-- Begin Data section --
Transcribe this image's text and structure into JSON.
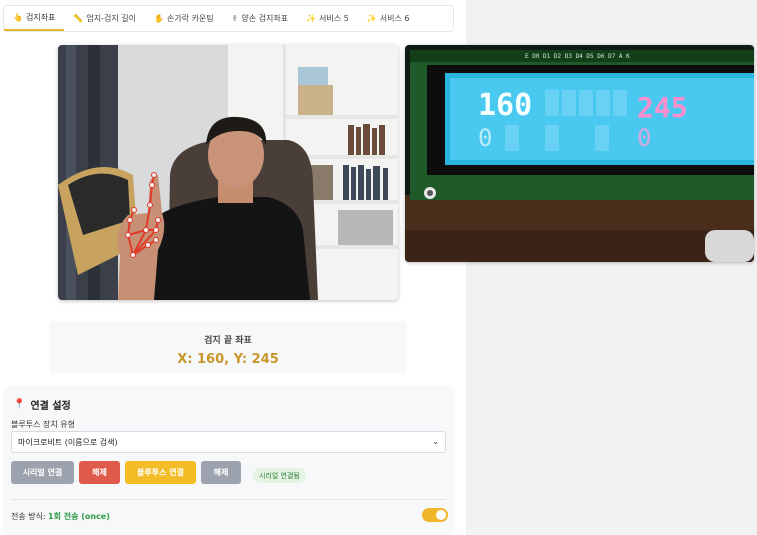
{
  "tabs": [
    {
      "icon": "👆",
      "label": "검지좌표",
      "active": true
    },
    {
      "icon": "📏",
      "label": "엄지-검지 길이"
    },
    {
      "icon": "✋",
      "label": "손가락 카운팅"
    },
    {
      "icon": "✌",
      "label": "양손 검지좌표"
    },
    {
      "icon": "✨",
      "label": "서비스 5"
    },
    {
      "icon": "✨",
      "label": "서비스 6"
    }
  ],
  "lcd": {
    "x_text": "160",
    "y_text": "245",
    "zero1": "0",
    "zero2": "0",
    "pin_labels": "E  D0 D1 D2 D3 D4 D5 D6 D7  A  K"
  },
  "coordinate": {
    "label": "검지 끝 좌표",
    "value": "X: 160, Y: 245"
  },
  "settings": {
    "icon": "📍",
    "title": "연결 설정",
    "device_label": "블루투스 장치 유형",
    "device_selected": "마이크로비트 (이름으로 검색)",
    "buttons": {
      "serial_connect": "시리얼 연결",
      "serial_disconnect": "해제",
      "bt_connect": "블루투스 연결",
      "bt_disconnect": "해제"
    },
    "status": "시리얼 연결됨",
    "mode_label": "전송 방식:",
    "mode_value": "1회 전송 (once)"
  },
  "colors": {
    "accent": "#e7b72b",
    "danger": "#e05a4b",
    "success": "#2e9d47"
  }
}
-- End Data section --
Problem statement:
Write the material out again exactly as it appears, dropping the pictures.

Response:
Transcribe this image's text and structure into JSON.
{
  "tabs": [
    {
      "icon": "👆",
      "label": "검지좌표",
      "active": true
    },
    {
      "icon": "📏",
      "label": "엄지-검지 길이"
    },
    {
      "icon": "✋",
      "label": "손가락 카운팅"
    },
    {
      "icon": "✌",
      "label": "양손 검지좌표"
    },
    {
      "icon": "✨",
      "label": "서비스 5"
    },
    {
      "icon": "✨",
      "label": "서비스 6"
    }
  ],
  "lcd": {
    "x_text": "160",
    "y_text": "245",
    "zero1": "0",
    "zero2": "0",
    "pin_labels": "E  D0 D1 D2 D3 D4 D5 D6 D7  A  K"
  },
  "coordinate": {
    "label": "검지 끝 좌표",
    "value": "X: 160, Y: 245"
  },
  "settings": {
    "icon": "📍",
    "title": "연결 설정",
    "device_label": "블루투스 장치 유형",
    "device_selected": "마이크로비트 (이름으로 검색)",
    "buttons": {
      "serial_connect": "시리얼 연결",
      "serial_disconnect": "해제",
      "bt_connect": "블루투스 연결",
      "bt_disconnect": "해제"
    },
    "status": "시리얼 연결됨",
    "mode_label": "전송 방식:",
    "mode_value": "1회 전송 (once)"
  },
  "colors": {
    "accent": "#e7b72b",
    "danger": "#e05a4b",
    "success": "#2e9d47"
  }
}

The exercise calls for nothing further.